[Data items]
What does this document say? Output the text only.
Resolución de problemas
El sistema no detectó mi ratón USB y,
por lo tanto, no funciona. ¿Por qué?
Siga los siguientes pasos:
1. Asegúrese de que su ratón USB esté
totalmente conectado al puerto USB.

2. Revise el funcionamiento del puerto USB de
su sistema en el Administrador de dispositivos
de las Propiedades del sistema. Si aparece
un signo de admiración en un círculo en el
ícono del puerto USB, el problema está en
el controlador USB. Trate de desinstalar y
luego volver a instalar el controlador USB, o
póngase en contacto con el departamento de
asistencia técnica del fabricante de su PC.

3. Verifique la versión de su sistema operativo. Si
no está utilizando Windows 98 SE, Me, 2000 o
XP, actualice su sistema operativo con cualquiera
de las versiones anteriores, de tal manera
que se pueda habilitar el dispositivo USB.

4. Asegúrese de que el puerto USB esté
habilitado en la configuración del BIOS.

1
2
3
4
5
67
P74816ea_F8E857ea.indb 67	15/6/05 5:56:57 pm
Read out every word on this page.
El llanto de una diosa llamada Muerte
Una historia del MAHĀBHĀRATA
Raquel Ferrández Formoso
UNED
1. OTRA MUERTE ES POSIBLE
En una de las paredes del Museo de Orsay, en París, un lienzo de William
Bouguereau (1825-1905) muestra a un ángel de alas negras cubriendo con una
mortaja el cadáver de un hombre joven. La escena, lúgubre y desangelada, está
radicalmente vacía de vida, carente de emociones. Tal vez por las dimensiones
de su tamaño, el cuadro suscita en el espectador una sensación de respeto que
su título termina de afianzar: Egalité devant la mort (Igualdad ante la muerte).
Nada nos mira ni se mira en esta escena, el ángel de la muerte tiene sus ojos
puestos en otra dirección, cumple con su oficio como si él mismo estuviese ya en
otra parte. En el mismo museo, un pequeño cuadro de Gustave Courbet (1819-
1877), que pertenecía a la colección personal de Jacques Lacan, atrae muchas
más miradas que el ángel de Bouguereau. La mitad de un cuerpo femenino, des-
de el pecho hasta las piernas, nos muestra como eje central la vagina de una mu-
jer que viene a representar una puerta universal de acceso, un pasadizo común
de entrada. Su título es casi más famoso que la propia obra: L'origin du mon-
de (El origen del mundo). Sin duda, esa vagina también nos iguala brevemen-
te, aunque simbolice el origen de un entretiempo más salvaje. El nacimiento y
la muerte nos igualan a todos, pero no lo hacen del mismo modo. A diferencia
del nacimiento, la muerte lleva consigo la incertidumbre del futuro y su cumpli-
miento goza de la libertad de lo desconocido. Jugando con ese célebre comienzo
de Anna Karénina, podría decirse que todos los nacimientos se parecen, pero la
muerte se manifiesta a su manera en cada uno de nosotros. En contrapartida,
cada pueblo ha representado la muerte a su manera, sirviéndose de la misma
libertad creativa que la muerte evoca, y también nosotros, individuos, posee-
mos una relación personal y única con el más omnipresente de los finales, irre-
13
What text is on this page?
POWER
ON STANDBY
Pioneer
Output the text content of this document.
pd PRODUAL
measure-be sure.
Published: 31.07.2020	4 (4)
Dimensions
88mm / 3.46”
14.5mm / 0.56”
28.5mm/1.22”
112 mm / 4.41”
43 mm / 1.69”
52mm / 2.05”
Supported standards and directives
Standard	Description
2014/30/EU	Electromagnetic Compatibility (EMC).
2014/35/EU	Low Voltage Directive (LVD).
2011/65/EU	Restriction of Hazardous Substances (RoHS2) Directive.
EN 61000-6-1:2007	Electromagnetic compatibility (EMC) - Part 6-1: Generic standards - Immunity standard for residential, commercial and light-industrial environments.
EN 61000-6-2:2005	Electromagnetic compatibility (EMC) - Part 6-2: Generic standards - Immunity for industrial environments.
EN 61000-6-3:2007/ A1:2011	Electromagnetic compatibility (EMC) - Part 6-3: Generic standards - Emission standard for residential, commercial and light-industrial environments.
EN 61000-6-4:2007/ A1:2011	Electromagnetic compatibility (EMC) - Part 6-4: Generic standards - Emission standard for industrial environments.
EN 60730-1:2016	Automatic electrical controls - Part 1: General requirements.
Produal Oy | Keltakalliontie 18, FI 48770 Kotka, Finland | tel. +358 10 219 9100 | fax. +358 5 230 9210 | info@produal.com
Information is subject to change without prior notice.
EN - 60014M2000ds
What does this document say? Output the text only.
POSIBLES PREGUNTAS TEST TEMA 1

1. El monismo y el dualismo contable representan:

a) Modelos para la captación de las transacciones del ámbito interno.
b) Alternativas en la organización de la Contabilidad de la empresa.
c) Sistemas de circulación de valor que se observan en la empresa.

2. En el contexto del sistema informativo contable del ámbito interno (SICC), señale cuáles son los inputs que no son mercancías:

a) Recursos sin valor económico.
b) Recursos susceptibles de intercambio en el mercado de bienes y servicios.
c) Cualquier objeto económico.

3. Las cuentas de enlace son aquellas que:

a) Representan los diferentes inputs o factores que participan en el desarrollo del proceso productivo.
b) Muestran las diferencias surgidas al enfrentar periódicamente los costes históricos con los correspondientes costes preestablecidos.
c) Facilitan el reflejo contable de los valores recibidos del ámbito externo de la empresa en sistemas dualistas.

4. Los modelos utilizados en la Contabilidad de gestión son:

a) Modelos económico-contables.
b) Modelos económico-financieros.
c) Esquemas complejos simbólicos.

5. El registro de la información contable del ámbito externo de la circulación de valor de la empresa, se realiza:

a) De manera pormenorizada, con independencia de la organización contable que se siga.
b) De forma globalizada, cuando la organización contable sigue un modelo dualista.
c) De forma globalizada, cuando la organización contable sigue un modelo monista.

What you are asked to do:
Please restate the data word for word, every record included.

Result for this exercise:
What does this document say? Output the text only.
Resolución de problemas
El sistema no detectó mi ratón USB y,
por lo tanto, no funciona. ¿Por qué?
Siga los siguientes pasos:
1. Asegúrese de que su ratón USB esté
totalmente conectado al puerto USB.

2. Revise el funcionamiento del puerto USB de
su sistema en el Administrador de dispositivos
de las Propiedades del sistema. Si aparece
un signo de admiración en un círculo en el
ícono del puerto USB, el problema está en
el controlador USB. Trate de desinstalar y
luego volver a instalar el controlador USB, o
póngase en contacto con el departamento de
asistencia técnica del fabricante de su PC.

3. Verifique la versión de su sistema operativo. Si
no está utilizando Windows 98 SE, Me, 2000 o
XP, actualice su sistema operativo con cualquiera
de las versiones anteriores, de tal manera
que se pueda habilitar el dispositivo USB.

4. Asegúrese de que el puerto USB esté
habilitado en la configuración del BIOS.

1
2
3
4
5
67
P74816ea_F8E857ea.indb 67	15/6/05 5:56:57 pm
Read out every word on this page.
El llanto de una diosa llamada Muerte
Una historia del MAHĀBHĀRATA
Raquel Ferrández Formoso
UNED
1. OTRA MUERTE ES POSIBLE
En una de las paredes del Museo de Orsay, en París, un lienzo de William
Bouguereau (1825-1905) muestra a un ángel de alas negras cubriendo con una
mortaja el cadáver de un hombre joven. La escena, lúgubre y desangelada, está
radicalmente vacía de vida, carente de emociones. Tal vez por las dimensiones
de su tamaño, el cuadro suscita en el espectador una sensación de respeto que
su título termina de afianzar: Egalité devant la mort (Igualdad ante la muerte).
Nada nos mira ni se mira en esta escena, el ángel de la muerte tiene sus ojos
puestos en otra dirección, cumple con su oficio como si él mismo estuviese ya en
otra parte. En el mismo museo, un pequeño cuadro de Gustave Courbet (1819-
1877), que pertenecía a la colección personal de Jacques Lacan, atrae muchas
más miradas que el ángel de Bouguereau. La mitad de un cuerpo femenino, des-
de el pecho hasta las piernas, nos muestra como eje central la vagina de una mu-
jer que viene a representar una puerta universal de acceso, un pasadizo común
de entrada. Su título es casi más famoso que la propia obra: L'origin du mon-
de (El origen del mundo). Sin duda, esa vagina también nos iguala brevemen-
te, aunque simbolice el origen de un entretiempo más salvaje. El nacimiento y
la muerte nos igualan a todos, pero no lo hacen del mismo modo. A diferencia
del nacimiento, la muerte lleva consigo la incertidumbre del futuro y su cumpli-
miento goza de la libertad de lo desconocido. Jugando con ese célebre comienzo
de Anna Karénina, podría decirse que todos los nacimientos se parecen, pero la
muerte se manifiesta a su manera en cada uno de nosotros. En contrapartida,
cada pueblo ha representado la muerte a su manera, sirviéndose de la misma
libertad creativa que la muerte evoca, y también nosotros, individuos, posee-
mos una relación personal y única con el más omnipresente de los finales, irre-
13
What text is on this page?
POWER
ON STANDBY
Pioneer
Output the text content of this document.
pd PRODUAL
measure-be sure.
Published: 31.07.2020	4 (4)
Dimensions
88mm / 3.46”
14.5mm / 0.56”
28.5mm/1.22”
112 mm / 4.41”
43 mm / 1.69”
52mm / 2.05”
Supported standards and directives
Standard	Description
2014/30/EU	Electromagnetic Compatibility (EMC).
2014/35/EU	Low Voltage Directive (LVD).
2011/65/EU	Restriction of Hazardous Substances (RoHS2) Directive.
EN 61000-6-1:2007	Electromagnetic compatibility (EMC) - Part 6-1: Generic standards - Immunity standard for residential, commercial and light-industrial environments.
EN 61000-6-2:2005	Electromagnetic compatibility (EMC) - Part 6-2: Generic standards - Immunity for industrial environments.
EN 61000-6-3:2007/ A1:2011	Electromagnetic compatibility (EMC) - Part 6-3: Generic standards - Emission standard for residential, commercial and light-industrial environments.
EN 61000-6-4:2007/ A1:2011	Electromagnetic compatibility (EMC) - Part 6-4: Generic standards - Emission standard for industrial environments.
EN 60730-1:2016	Automatic electrical controls - Part 1: General requirements.
Produal Oy | Keltakalliontie 18, FI 48770 Kotka, Finland | tel. +358 10 219 9100 | fax. +358 5 230 9210 | info@produal.com
Information is subject to change without prior notice.
EN - 60014M2000ds
What does this document say? Output the text only.
POSIBLES PREGUNTAS TEST TEMA 1

1. El monismo y el dualismo contable representan:

a) Modelos para la captación de las transacciones del ámbito interno.
b) Alternativas en la organización de la Contabilidad de la empresa.
c) Sistemas de circulación de valor que se observan en la empresa.

2. En el contexto del sistema informativo contable del ámbito interno (SICC), señale cuáles son los inputs que no son mercancías:

a) Recursos sin valor económico.
b) Recursos susceptibles de intercambio en el mercado de bienes y servicios.
c) Cualquier objeto económico.

3. Las cuentas de enlace son aquellas que:

a) Representan los diferentes inputs o factores que participan en el desarrollo del proceso productivo.
b) Muestran las diferencias surgidas al enfrentar periódicamente los costes históricos con los correspondientes costes preestablecidos.
c) Facilitan el reflejo contable de los valores recibidos del ámbito externo de la empresa en sistemas dualistas.

4. Los modelos utilizados en la Contabilidad de gestión son:

a) Modelos económico-contables.
b) Modelos económico-financieros.
c) Esquemas complejos simbólicos.

5. El registro de la información contable del ámbito externo de la circulación de valor de la empresa, se realiza:

a) De manera pormenorizada, con independencia de la organización contable que se siga.
b) De forma globalizada, cuando la organización contable sigue un modelo dualista.
c) De forma globalizada, cuando la organización contable sigue un modelo monista.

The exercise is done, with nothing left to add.